→ **WHAT YOU ARE ASKED TO DO**: Pictures appear in the records below; write out everything else exactly.
— START —
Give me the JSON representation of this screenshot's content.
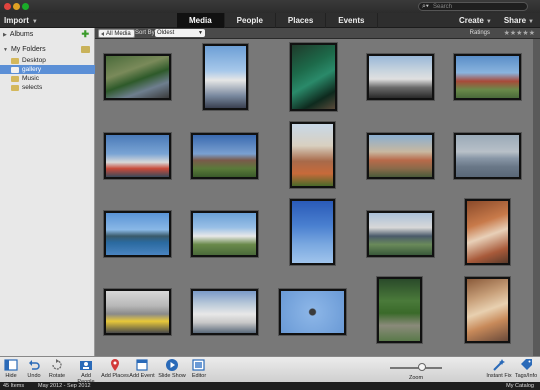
{
  "window": {
    "search_placeholder": "Search"
  },
  "topnav": {
    "import_label": "Import",
    "tabs": [
      "Media",
      "People",
      "Places",
      "Events"
    ],
    "create_label": "Create",
    "share_label": "Share"
  },
  "sidebar": {
    "albums_label": "Albums",
    "folders_label": "My Folders",
    "folders": [
      "Desktop",
      "gallery",
      "Music",
      "selects"
    ],
    "selected_folder": "gallery"
  },
  "subbar": {
    "all_media_label": "All Media",
    "sort_by_label": "Sort By:",
    "sort_value": "Oldest",
    "ratings_label": "Ratings",
    "stars": "★★★★★"
  },
  "toolbar": {
    "hide": "Hide",
    "undo": "Undo",
    "rotate": "Rotate",
    "add_people": "Add People",
    "add_places": "Add Places",
    "add_event": "Add Event",
    "slide_show": "Slide Show",
    "editor": "Editor",
    "zoom": "Zoom",
    "zoom_level": 0.62,
    "instant_fix": "Instant Fix",
    "tags_info": "Tags/Info"
  },
  "status": {
    "item_count": "45 Items",
    "date_range": "May 2012 - Sep 2012",
    "catalog": "My Catalog"
  },
  "photos": [
    {
      "name": "photo-toy-train"
    },
    {
      "name": "photo-bicycle-windmill"
    },
    {
      "name": "photo-green-chair"
    },
    {
      "name": "photo-motorcycle-house"
    },
    {
      "name": "photo-red-barn-sky"
    },
    {
      "name": "photo-ferris-wheel"
    },
    {
      "name": "photo-barn-dusk"
    },
    {
      "name": "photo-barn-flowers"
    },
    {
      "name": "photo-shed-sunset"
    },
    {
      "name": "photo-boat-on-lake"
    },
    {
      "name": "photo-lake-island"
    },
    {
      "name": "photo-small-airplane"
    },
    {
      "name": "photo-flags-pole"
    },
    {
      "name": "photo-pavilion-crowd"
    },
    {
      "name": "photo-wood-structure"
    },
    {
      "name": "photo-boat-hose"
    },
    {
      "name": "photo-white-yacht"
    },
    {
      "name": "photo-bird-sky"
    },
    {
      "name": "photo-forest-path"
    },
    {
      "name": "photo-food-dish"
    }
  ]
}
— END —
→ **RESPONSE TO THIS EXERCISE**:
Give me the JSON representation of this screenshot's content.
{
  "window": {
    "search_placeholder": "Search"
  },
  "topnav": {
    "import_label": "Import",
    "tabs": [
      "Media",
      "People",
      "Places",
      "Events"
    ],
    "create_label": "Create",
    "share_label": "Share"
  },
  "sidebar": {
    "albums_label": "Albums",
    "folders_label": "My Folders",
    "folders": [
      "Desktop",
      "gallery",
      "Music",
      "selects"
    ],
    "selected_folder": "gallery"
  },
  "subbar": {
    "all_media_label": "All Media",
    "sort_by_label": "Sort By:",
    "sort_value": "Oldest",
    "ratings_label": "Ratings",
    "stars": "★★★★★"
  },
  "toolbar": {
    "hide": "Hide",
    "undo": "Undo",
    "rotate": "Rotate",
    "add_people": "Add People",
    "add_places": "Add Places",
    "add_event": "Add Event",
    "slide_show": "Slide Show",
    "editor": "Editor",
    "zoom": "Zoom",
    "zoom_level": 0.62,
    "instant_fix": "Instant Fix",
    "tags_info": "Tags/Info"
  },
  "status": {
    "item_count": "45 Items",
    "date_range": "May 2012 - Sep 2012",
    "catalog": "My Catalog"
  },
  "photos": [
    {
      "name": "photo-toy-train"
    },
    {
      "name": "photo-bicycle-windmill"
    },
    {
      "name": "photo-green-chair"
    },
    {
      "name": "photo-motorcycle-house"
    },
    {
      "name": "photo-red-barn-sky"
    },
    {
      "name": "photo-ferris-wheel"
    },
    {
      "name": "photo-barn-dusk"
    },
    {
      "name": "photo-barn-flowers"
    },
    {
      "name": "photo-shed-sunset"
    },
    {
      "name": "photo-boat-on-lake"
    },
    {
      "name": "photo-lake-island"
    },
    {
      "name": "photo-small-airplane"
    },
    {
      "name": "photo-flags-pole"
    },
    {
      "name": "photo-pavilion-crowd"
    },
    {
      "name": "photo-wood-structure"
    },
    {
      "name": "photo-boat-hose"
    },
    {
      "name": "photo-white-yacht"
    },
    {
      "name": "photo-bird-sky"
    },
    {
      "name": "photo-forest-path"
    },
    {
      "name": "photo-food-dish"
    }
  ]
}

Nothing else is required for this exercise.